**Task to carry out**
The entries below should be output exactly as written.

(Figure dataset records)

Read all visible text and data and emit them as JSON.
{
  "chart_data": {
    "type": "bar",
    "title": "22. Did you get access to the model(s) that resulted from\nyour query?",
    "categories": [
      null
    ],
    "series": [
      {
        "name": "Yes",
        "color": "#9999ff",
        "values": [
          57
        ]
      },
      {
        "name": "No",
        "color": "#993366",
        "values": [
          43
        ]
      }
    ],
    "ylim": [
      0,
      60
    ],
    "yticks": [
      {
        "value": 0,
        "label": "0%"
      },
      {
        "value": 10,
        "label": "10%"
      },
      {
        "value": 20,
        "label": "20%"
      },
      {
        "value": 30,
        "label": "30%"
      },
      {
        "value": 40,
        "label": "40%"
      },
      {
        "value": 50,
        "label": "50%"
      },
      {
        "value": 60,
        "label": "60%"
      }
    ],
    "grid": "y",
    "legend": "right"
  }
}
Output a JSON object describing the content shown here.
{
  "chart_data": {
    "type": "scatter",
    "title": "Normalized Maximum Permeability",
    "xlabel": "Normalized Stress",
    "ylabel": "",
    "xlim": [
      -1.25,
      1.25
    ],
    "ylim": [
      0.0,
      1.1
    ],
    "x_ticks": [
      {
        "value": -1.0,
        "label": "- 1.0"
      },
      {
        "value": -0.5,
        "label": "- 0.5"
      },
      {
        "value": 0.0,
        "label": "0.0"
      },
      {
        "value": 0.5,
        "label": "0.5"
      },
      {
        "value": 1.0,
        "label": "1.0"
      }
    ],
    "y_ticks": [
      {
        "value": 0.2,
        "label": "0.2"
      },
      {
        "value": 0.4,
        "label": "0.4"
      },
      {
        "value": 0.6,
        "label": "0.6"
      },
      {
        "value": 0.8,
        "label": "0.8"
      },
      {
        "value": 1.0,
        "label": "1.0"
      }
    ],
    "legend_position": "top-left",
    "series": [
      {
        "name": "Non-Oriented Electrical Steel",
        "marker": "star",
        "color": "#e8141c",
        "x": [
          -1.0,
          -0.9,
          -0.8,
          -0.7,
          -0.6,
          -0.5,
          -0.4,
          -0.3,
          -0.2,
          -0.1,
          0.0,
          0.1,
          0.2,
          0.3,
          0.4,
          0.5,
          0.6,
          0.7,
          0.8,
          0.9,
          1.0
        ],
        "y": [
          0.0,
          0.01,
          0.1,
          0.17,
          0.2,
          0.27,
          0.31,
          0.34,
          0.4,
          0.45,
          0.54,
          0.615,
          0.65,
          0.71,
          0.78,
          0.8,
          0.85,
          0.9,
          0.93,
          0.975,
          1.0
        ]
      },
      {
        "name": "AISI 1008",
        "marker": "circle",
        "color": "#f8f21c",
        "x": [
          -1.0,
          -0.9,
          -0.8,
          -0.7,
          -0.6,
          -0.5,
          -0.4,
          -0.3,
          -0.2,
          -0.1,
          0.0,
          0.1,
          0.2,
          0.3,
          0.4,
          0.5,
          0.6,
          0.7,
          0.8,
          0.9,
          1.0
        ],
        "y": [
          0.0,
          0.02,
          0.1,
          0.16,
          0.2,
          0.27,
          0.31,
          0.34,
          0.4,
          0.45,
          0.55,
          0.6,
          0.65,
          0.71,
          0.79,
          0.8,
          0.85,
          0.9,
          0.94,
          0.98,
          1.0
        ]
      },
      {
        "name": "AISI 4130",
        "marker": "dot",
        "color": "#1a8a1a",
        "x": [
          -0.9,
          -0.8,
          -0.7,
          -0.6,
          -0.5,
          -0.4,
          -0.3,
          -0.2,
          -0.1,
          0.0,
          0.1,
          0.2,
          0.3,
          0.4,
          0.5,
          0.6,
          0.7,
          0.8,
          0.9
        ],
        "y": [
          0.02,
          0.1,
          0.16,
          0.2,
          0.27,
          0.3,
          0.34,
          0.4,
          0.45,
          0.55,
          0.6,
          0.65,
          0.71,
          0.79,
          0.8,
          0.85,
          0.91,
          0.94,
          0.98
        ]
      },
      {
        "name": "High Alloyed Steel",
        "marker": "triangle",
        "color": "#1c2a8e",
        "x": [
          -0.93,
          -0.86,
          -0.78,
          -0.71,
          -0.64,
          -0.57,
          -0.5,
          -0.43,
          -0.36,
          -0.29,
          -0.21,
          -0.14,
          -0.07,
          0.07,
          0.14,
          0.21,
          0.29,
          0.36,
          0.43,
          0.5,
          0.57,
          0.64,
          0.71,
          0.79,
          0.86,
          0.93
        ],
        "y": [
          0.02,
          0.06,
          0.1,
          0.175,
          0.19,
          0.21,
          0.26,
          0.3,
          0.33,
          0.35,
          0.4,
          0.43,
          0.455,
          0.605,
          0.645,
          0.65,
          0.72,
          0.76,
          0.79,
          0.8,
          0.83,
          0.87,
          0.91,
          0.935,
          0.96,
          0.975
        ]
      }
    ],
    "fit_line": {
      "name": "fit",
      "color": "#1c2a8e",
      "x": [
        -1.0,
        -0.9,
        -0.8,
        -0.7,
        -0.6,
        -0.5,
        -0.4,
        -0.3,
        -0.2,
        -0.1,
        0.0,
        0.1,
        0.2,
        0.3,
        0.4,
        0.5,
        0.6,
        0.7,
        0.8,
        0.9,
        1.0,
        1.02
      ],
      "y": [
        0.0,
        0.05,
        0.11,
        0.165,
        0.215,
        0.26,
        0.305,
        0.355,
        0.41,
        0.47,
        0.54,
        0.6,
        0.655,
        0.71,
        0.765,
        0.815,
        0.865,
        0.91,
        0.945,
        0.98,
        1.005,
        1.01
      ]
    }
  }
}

**Output below**
Read all visible text and data and emit them as JSON.
{
  "chart_data": {
    "type": "bar",
    "title": "22. Did you get access to the model(s) that resulted from\nyour query?",
    "categories": [
      null
    ],
    "series": [
      {
        "name": "Yes",
        "color": "#9999ff",
        "values": [
          57
        ]
      },
      {
        "name": "No",
        "color": "#993366",
        "values": [
          43
        ]
      }
    ],
    "ylim": [
      0,
      60
    ],
    "yticks": [
      {
        "value": 0,
        "label": "0%"
      },
      {
        "value": 10,
        "label": "10%"
      },
      {
        "value": 20,
        "label": "20%"
      },
      {
        "value": 30,
        "label": "30%"
      },
      {
        "value": 40,
        "label": "40%"
      },
      {
        "value": 50,
        "label": "50%"
      },
      {
        "value": 60,
        "label": "60%"
      }
    ],
    "grid": "y",
    "legend": "right"
  }
}
Output a JSON object describing the content shown here.
{
  "chart_data": {
    "type": "scatter",
    "title": "Normalized Maximum Permeability",
    "xlabel": "Normalized Stress",
    "ylabel": "",
    "xlim": [
      -1.25,
      1.25
    ],
    "ylim": [
      0.0,
      1.1
    ],
    "x_ticks": [
      {
        "value": -1.0,
        "label": "- 1.0"
      },
      {
        "value": -0.5,
        "label": "- 0.5"
      },
      {
        "value": 0.0,
        "label": "0.0"
      },
      {
        "value": 0.5,
        "label": "0.5"
      },
      {
        "value": 1.0,
        "label": "1.0"
      }
    ],
    "y_ticks": [
      {
        "value": 0.2,
        "label": "0.2"
      },
      {
        "value": 0.4,
        "label": "0.4"
      },
      {
        "value": 0.6,
        "label": "0.6"
      },
      {
        "value": 0.8,
        "label": "0.8"
      },
      {
        "value": 1.0,
        "label": "1.0"
      }
    ],
    "legend_position": "top-left",
    "series": [
      {
        "name": "Non-Oriented Electrical Steel",
        "marker": "star",
        "color": "#e8141c",
        "x": [
          -1.0,
          -0.9,
          -0.8,
          -0.7,
          -0.6,
          -0.5,
          -0.4,
          -0.3,
          -0.2,
          -0.1,
          0.0,
          0.1,
          0.2,
          0.3,
          0.4,
          0.5,
          0.6,
          0.7,
          0.8,
          0.9,
          1.0
        ],
        "y": [
          0.0,
          0.01,
          0.1,
          0.17,
          0.2,
          0.27,
          0.31,
          0.34,
          0.4,
          0.45,
          0.54,
          0.615,
          0.65,
          0.71,
          0.78,
          0.8,
          0.85,
          0.9,
          0.93,
          0.975,
          1.0
        ]
      },
      {
        "name": "AISI 1008",
        "marker": "circle",
        "color": "#f8f21c",
        "x": [
          -1.0,
          -0.9,
          -0.8,
          -0.7,
          -0.6,
          -0.5,
          -0.4,
          -0.3,
          -0.2,
          -0.1,
          0.0,
          0.1,
          0.2,
          0.3,
          0.4,
          0.5,
          0.6,
          0.7,
          0.8,
          0.9,
          1.0
        ],
        "y": [
          0.0,
          0.02,
          0.1,
          0.16,
          0.2,
          0.27,
          0.31,
          0.34,
          0.4,
          0.45,
          0.55,
          0.6,
          0.65,
          0.71,
          0.79,
          0.8,
          0.85,
          0.9,
          0.94,
          0.98,
          1.0
        ]
      },
      {
        "name": "AISI 4130",
        "marker": "dot",
        "color": "#1a8a1a",
        "x": [
          -0.9,
          -0.8,
          -0.7,
          -0.6,
          -0.5,
          -0.4,
          -0.3,
          -0.2,
          -0.1,
          0.0,
          0.1,
          0.2,
          0.3,
          0.4,
          0.5,
          0.6,
          0.7,
          0.8,
          0.9
        ],
        "y": [
          0.02,
          0.1,
          0.16,
          0.2,
          0.27,
          0.3,
          0.34,
          0.4,
          0.45,
          0.55,
          0.6,
          0.65,
          0.71,
          0.79,
          0.8,
          0.85,
          0.91,
          0.94,
          0.98
        ]
      },
      {
        "name": "High Alloyed Steel",
        "marker": "triangle",
        "color": "#1c2a8e",
        "x": [
          -0.93,
          -0.86,
          -0.78,
          -0.71,
          -0.64,
          -0.57,
          -0.5,
          -0.43,
          -0.36,
          -0.29,
          -0.21,
          -0.14,
          -0.07,
          0.07,
          0.14,
          0.21,
          0.29,
          0.36,
          0.43,
          0.5,
          0.57,
          0.64,
          0.71,
          0.79,
          0.86,
          0.93
        ],
        "y": [
          0.02,
          0.06,
          0.1,
          0.175,
          0.19,
          0.21,
          0.26,
          0.3,
          0.33,
          0.35,
          0.4,
          0.43,
          0.455,
          0.605,
          0.645,
          0.65,
          0.72,
          0.76,
          0.79,
          0.8,
          0.83,
          0.87,
          0.91,
          0.935,
          0.96,
          0.975
        ]
      }
    ],
    "fit_line": {
      "name": "fit",
      "color": "#1c2a8e",
      "x": [
        -1.0,
        -0.9,
        -0.8,
        -0.7,
        -0.6,
        -0.5,
        -0.4,
        -0.3,
        -0.2,
        -0.1,
        0.0,
        0.1,
        0.2,
        0.3,
        0.4,
        0.5,
        0.6,
        0.7,
        0.8,
        0.9,
        1.0,
        1.02
      ],
      "y": [
        0.0,
        0.05,
        0.11,
        0.165,
        0.215,
        0.26,
        0.305,
        0.355,
        0.41,
        0.47,
        0.54,
        0.6,
        0.655,
        0.71,
        0.765,
        0.815,
        0.865,
        0.91,
        0.945,
        0.98,
        1.005,
        1.01
      ]
    }
  }
}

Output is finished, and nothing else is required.